→ EXERCISE PROMPT
Reproduce the material in full, exactly as written.

□ □ □ □

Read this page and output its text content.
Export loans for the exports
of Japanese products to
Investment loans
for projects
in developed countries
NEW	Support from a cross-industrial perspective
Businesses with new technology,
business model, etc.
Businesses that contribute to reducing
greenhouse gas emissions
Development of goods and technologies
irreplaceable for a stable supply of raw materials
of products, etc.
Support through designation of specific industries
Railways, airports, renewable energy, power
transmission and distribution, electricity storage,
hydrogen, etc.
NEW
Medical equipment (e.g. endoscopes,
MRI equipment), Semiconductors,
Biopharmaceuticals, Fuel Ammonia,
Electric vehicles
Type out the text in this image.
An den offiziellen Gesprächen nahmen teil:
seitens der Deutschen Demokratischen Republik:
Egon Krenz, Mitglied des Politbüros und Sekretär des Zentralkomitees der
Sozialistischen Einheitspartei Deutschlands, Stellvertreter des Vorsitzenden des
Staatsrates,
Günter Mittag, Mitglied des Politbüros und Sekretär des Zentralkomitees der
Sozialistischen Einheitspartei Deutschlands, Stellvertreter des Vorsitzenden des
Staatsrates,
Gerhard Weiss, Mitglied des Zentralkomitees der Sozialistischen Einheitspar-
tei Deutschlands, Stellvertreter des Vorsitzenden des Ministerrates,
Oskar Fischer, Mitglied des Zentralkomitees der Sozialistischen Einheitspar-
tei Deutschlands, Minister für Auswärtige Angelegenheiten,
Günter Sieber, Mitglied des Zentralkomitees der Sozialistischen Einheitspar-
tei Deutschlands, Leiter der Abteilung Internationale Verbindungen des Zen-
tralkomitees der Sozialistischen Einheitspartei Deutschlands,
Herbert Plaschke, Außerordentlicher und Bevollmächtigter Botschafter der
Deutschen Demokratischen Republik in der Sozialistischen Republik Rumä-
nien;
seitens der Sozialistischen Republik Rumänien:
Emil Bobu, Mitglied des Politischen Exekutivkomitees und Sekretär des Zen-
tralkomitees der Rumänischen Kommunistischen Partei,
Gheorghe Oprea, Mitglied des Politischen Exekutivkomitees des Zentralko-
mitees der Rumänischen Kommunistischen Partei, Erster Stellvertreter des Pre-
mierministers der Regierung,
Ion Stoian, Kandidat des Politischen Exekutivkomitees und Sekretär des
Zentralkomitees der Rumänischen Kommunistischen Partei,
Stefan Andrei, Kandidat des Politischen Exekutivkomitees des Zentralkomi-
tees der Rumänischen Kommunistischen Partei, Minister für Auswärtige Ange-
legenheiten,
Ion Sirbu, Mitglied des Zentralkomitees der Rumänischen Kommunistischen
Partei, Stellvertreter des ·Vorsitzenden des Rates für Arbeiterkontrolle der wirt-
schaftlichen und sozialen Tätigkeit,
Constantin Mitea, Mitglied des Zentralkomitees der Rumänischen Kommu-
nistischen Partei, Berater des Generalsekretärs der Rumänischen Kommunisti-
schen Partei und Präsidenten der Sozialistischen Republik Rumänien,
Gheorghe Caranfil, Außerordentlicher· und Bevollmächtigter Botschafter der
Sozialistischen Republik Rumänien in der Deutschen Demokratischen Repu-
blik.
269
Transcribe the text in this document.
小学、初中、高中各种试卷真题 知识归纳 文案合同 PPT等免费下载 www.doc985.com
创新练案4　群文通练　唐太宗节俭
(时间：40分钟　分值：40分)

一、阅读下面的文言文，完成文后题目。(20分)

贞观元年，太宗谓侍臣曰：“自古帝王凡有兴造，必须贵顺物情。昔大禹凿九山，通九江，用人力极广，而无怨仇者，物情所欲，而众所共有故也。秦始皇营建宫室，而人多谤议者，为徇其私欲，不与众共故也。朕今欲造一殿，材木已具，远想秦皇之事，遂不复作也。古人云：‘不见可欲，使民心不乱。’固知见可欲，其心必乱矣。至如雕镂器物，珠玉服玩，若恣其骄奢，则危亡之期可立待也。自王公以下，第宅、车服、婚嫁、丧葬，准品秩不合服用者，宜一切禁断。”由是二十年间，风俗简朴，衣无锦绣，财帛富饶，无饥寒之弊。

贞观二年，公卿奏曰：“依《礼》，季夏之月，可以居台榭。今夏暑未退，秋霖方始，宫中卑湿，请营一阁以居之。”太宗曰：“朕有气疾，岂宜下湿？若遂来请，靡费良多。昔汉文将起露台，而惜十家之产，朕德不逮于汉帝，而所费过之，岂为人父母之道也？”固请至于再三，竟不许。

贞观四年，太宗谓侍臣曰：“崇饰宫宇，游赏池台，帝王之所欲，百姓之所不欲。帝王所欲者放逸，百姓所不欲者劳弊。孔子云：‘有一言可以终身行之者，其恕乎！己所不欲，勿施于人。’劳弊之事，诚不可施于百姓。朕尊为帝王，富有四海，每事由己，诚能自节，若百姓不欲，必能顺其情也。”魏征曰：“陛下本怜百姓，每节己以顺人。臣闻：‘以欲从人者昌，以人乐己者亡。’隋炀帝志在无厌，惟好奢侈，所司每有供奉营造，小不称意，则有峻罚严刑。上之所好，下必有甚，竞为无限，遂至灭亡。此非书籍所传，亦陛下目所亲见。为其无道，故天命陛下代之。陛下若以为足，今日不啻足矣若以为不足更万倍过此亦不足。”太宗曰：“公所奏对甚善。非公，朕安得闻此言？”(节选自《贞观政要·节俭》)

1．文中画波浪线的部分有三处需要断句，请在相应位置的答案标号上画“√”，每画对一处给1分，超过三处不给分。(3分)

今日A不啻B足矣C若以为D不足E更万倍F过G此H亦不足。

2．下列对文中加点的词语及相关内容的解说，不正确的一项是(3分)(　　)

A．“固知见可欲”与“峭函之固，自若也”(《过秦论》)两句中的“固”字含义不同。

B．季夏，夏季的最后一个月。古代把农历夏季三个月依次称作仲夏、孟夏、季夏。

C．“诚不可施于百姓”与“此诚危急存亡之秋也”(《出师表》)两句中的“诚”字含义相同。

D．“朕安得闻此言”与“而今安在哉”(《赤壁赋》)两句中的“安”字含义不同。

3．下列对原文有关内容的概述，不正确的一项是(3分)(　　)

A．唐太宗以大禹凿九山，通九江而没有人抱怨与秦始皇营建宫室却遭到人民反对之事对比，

□ □ □ □

→ RESULT
Read this page and output its text content.
Export loans for the exports
of Japanese products to
Investment loans
for projects
in developed countries
NEW	Support from a cross-industrial perspective
Businesses with new technology,
business model, etc.
Businesses that contribute to reducing
greenhouse gas emissions
Development of goods and technologies
irreplaceable for a stable supply of raw materials
of products, etc.
Support through designation of specific industries
Railways, airports, renewable energy, power
transmission and distribution, electricity storage,
hydrogen, etc.
NEW
Medical equipment (e.g. endoscopes,
MRI equipment), Semiconductors,
Biopharmaceuticals, Fuel Ammonia,
Electric vehicles
Type out the text in this image.
An den offiziellen Gesprächen nahmen teil:
seitens der Deutschen Demokratischen Republik:
Egon Krenz, Mitglied des Politbüros und Sekretär des Zentralkomitees der
Sozialistischen Einheitspartei Deutschlands, Stellvertreter des Vorsitzenden des
Staatsrates,
Günter Mittag, Mitglied des Politbüros und Sekretär des Zentralkomitees der
Sozialistischen Einheitspartei Deutschlands, Stellvertreter des Vorsitzenden des
Staatsrates,
Gerhard Weiss, Mitglied des Zentralkomitees der Sozialistischen Einheitspar-
tei Deutschlands, Stellvertreter des Vorsitzenden des Ministerrates,
Oskar Fischer, Mitglied des Zentralkomitees der Sozialistischen Einheitspar-
tei Deutschlands, Minister für Auswärtige Angelegenheiten,
Günter Sieber, Mitglied des Zentralkomitees der Sozialistischen Einheitspar-
tei Deutschlands, Leiter der Abteilung Internationale Verbindungen des Zen-
tralkomitees der Sozialistischen Einheitspartei Deutschlands,
Herbert Plaschke, Außerordentlicher und Bevollmächtigter Botschafter der
Deutschen Demokratischen Republik in der Sozialistischen Republik Rumä-
nien;
seitens der Sozialistischen Republik Rumänien:
Emil Bobu, Mitglied des Politischen Exekutivkomitees und Sekretär des Zen-
tralkomitees der Rumänischen Kommunistischen Partei,
Gheorghe Oprea, Mitglied des Politischen Exekutivkomitees des Zentralko-
mitees der Rumänischen Kommunistischen Partei, Erster Stellvertreter des Pre-
mierministers der Regierung,
Ion Stoian, Kandidat des Politischen Exekutivkomitees und Sekretär des
Zentralkomitees der Rumänischen Kommunistischen Partei,
Stefan Andrei, Kandidat des Politischen Exekutivkomitees des Zentralkomi-
tees der Rumänischen Kommunistischen Partei, Minister für Auswärtige Ange-
legenheiten,
Ion Sirbu, Mitglied des Zentralkomitees der Rumänischen Kommunistischen
Partei, Stellvertreter des ·Vorsitzenden des Rates für Arbeiterkontrolle der wirt-
schaftlichen und sozialen Tätigkeit,
Constantin Mitea, Mitglied des Zentralkomitees der Rumänischen Kommu-
nistischen Partei, Berater des Generalsekretärs der Rumänischen Kommunisti-
schen Partei und Präsidenten der Sozialistischen Republik Rumänien,
Gheorghe Caranfil, Außerordentlicher· und Bevollmächtigter Botschafter der
Sozialistischen Republik Rumänien in der Deutschen Demokratischen Repu-
blik.
269
Transcribe the text in this document.
小学、初中、高中各种试卷真题 知识归纳 文案合同 PPT等免费下载 www.doc985.com
创新练案4　群文通练　唐太宗节俭
(时间：40分钟　分值：40分)

一、阅读下面的文言文，完成文后题目。(20分)

贞观元年，太宗谓侍臣曰：“自古帝王凡有兴造，必须贵顺物情。昔大禹凿九山，通九江，用人力极广，而无怨仇者，物情所欲，而众所共有故也。秦始皇营建宫室，而人多谤议者，为徇其私欲，不与众共故也。朕今欲造一殿，材木已具，远想秦皇之事，遂不复作也。古人云：‘不见可欲，使民心不乱。’固知见可欲，其心必乱矣。至如雕镂器物，珠玉服玩，若恣其骄奢，则危亡之期可立待也。自王公以下，第宅、车服、婚嫁、丧葬，准品秩不合服用者，宜一切禁断。”由是二十年间，风俗简朴，衣无锦绣，财帛富饶，无饥寒之弊。

贞观二年，公卿奏曰：“依《礼》，季夏之月，可以居台榭。今夏暑未退，秋霖方始，宫中卑湿，请营一阁以居之。”太宗曰：“朕有气疾，岂宜下湿？若遂来请，靡费良多。昔汉文将起露台，而惜十家之产，朕德不逮于汉帝，而所费过之，岂为人父母之道也？”固请至于再三，竟不许。

贞观四年，太宗谓侍臣曰：“崇饰宫宇，游赏池台，帝王之所欲，百姓之所不欲。帝王所欲者放逸，百姓所不欲者劳弊。孔子云：‘有一言可以终身行之者，其恕乎！己所不欲，勿施于人。’劳弊之事，诚不可施于百姓。朕尊为帝王，富有四海，每事由己，诚能自节，若百姓不欲，必能顺其情也。”魏征曰：“陛下本怜百姓，每节己以顺人。臣闻：‘以欲从人者昌，以人乐己者亡。’隋炀帝志在无厌，惟好奢侈，所司每有供奉营造，小不称意，则有峻罚严刑。上之所好，下必有甚，竞为无限，遂至灭亡。此非书籍所传，亦陛下目所亲见。为其无道，故天命陛下代之。陛下若以为足，今日不啻足矣若以为不足更万倍过此亦不足。”太宗曰：“公所奏对甚善。非公，朕安得闻此言？”(节选自《贞观政要·节俭》)

1．文中画波浪线的部分有三处需要断句，请在相应位置的答案标号上画“√”，每画对一处给1分，超过三处不给分。(3分)

今日A不啻B足矣C若以为D不足E更万倍F过G此H亦不足。

2．下列对文中加点的词语及相关内容的解说，不正确的一项是(3分)(　　)

A．“固知见可欲”与“峭函之固，自若也”(《过秦论》)两句中的“固”字含义不同。

B．季夏，夏季的最后一个月。古代把农历夏季三个月依次称作仲夏、孟夏、季夏。

C．“诚不可施于百姓”与“此诚危急存亡之秋也”(《出师表》)两句中的“诚”字含义相同。

D．“朕安得闻此言”与“而今安在哉”(《赤壁赋》)两句中的“安”字含义不同。

3．下列对原文有关内容的概述，不正确的一项是(3分)(　　)

A．唐太宗以大禹凿九山，通九江而没有人抱怨与秦始皇营建宫室却遭到人民反对之事对比，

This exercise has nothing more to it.